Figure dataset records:

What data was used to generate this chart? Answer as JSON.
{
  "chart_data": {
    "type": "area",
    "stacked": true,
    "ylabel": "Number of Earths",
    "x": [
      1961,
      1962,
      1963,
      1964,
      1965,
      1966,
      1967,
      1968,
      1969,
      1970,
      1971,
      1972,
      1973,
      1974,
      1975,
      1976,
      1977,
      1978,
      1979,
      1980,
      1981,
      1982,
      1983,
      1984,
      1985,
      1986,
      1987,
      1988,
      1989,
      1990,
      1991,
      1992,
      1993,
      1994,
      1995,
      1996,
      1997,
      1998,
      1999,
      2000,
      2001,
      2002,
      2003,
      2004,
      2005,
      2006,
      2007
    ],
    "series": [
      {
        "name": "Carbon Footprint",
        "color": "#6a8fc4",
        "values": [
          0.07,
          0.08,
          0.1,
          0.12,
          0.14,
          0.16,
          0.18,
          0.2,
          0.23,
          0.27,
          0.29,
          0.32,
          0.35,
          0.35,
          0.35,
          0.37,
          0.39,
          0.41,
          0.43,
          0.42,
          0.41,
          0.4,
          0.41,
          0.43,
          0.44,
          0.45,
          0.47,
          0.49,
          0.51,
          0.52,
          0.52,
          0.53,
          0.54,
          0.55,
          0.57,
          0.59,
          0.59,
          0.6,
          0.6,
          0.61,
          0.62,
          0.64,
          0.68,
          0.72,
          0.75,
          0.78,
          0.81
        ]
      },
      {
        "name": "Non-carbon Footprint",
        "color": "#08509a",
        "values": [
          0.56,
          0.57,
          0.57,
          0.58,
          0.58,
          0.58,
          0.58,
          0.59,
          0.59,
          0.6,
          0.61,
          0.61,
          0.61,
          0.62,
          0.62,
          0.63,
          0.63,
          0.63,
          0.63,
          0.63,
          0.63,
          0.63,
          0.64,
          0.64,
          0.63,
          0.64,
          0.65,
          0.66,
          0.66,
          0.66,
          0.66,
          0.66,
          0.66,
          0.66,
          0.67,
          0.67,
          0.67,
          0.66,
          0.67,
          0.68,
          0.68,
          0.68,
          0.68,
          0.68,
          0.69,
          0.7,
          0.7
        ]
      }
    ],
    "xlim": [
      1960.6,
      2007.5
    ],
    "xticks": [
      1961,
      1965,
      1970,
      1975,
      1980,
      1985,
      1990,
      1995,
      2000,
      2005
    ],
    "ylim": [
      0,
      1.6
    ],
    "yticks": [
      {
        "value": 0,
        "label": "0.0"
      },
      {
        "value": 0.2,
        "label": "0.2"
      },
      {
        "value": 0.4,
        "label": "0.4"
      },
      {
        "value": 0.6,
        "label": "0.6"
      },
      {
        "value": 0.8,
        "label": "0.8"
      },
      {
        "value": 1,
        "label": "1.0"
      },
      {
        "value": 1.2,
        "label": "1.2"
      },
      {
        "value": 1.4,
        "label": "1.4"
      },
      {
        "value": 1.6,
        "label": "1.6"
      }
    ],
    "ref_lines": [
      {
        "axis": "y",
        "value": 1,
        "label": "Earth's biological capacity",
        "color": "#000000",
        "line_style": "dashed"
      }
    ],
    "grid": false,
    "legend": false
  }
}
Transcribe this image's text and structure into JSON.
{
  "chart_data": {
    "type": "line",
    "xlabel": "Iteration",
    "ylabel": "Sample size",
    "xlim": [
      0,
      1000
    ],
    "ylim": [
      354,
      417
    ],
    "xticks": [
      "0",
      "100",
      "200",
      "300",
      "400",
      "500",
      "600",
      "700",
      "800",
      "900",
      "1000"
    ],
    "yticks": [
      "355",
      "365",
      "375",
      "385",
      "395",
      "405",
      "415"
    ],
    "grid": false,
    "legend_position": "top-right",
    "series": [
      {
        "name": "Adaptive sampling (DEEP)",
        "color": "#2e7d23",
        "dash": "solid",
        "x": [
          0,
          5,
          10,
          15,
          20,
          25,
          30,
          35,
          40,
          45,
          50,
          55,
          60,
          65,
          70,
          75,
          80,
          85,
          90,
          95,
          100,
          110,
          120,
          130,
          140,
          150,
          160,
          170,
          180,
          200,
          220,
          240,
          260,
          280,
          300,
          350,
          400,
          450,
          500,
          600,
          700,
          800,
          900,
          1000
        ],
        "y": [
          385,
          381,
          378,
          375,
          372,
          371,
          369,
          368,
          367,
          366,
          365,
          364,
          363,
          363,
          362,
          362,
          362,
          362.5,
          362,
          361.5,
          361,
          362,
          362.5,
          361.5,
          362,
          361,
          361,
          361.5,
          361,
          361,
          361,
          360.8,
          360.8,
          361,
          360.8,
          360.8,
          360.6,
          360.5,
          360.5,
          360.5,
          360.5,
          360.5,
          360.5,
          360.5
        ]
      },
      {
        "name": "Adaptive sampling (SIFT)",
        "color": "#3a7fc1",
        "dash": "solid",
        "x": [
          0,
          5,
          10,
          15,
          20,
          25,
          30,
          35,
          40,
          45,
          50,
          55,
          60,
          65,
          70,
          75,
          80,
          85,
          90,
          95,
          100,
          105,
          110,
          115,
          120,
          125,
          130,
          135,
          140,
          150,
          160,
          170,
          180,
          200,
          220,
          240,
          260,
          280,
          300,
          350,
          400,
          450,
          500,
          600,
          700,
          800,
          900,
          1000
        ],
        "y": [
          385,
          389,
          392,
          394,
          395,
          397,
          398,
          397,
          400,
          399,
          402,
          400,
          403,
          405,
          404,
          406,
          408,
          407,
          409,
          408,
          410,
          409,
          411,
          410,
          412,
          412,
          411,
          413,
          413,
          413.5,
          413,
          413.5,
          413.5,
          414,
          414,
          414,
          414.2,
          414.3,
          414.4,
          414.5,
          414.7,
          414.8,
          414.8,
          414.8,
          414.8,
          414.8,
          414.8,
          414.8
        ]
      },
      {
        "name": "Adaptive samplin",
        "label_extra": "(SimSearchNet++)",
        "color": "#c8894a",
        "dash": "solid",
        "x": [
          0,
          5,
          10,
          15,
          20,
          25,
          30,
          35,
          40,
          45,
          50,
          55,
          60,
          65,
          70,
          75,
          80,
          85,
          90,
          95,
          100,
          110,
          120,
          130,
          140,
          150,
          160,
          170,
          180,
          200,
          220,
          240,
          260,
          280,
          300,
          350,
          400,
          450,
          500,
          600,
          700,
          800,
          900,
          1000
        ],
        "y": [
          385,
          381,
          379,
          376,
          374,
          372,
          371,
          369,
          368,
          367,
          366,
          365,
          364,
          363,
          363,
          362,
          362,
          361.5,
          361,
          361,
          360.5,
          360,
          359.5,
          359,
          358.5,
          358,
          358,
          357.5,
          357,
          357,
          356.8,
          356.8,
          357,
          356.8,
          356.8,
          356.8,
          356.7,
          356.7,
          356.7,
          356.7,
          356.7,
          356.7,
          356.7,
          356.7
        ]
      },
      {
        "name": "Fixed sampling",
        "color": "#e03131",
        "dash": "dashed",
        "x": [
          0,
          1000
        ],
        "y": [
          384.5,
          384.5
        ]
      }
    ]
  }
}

■ **What you will do**
Scan the listing above for the word "ylabel" and copy every line that holds it.

■ **Answer to this exercise**
    "ylabel": "Number of Earths",
    "ylabel": "Sample size",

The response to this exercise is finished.